DESCRIPTION OF THE TASK: Without omitting anything, return the records precisely as given.

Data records

* * * * * * *

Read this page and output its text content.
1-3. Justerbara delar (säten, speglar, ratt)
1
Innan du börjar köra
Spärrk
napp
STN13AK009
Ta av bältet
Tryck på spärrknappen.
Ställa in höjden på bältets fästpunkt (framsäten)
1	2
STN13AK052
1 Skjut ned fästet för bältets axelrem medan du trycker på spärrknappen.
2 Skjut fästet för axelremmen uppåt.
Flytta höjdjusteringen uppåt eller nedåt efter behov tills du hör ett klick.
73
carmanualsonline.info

* * * * * * *

RESPONSE TO THE EXERCISE:
Read this page and output its text content.
1-3. Justerbara delar (säten, speglar, ratt)
1
Innan du börjar köra
Spärrk
napp
STN13AK009
Ta av bältet
Tryck på spärrknappen.
Ställa in höjden på bältets fästpunkt (framsäten)
1	2
STN13AK052
1 Skjut ned fästet för bältets axelrem medan du trycker på spärrknappen.
2 Skjut fästet för axelremmen uppåt.
Flytta höjdjusteringen uppåt eller nedåt efter behov tills du hör ett klick.
73
carmanualsonline.info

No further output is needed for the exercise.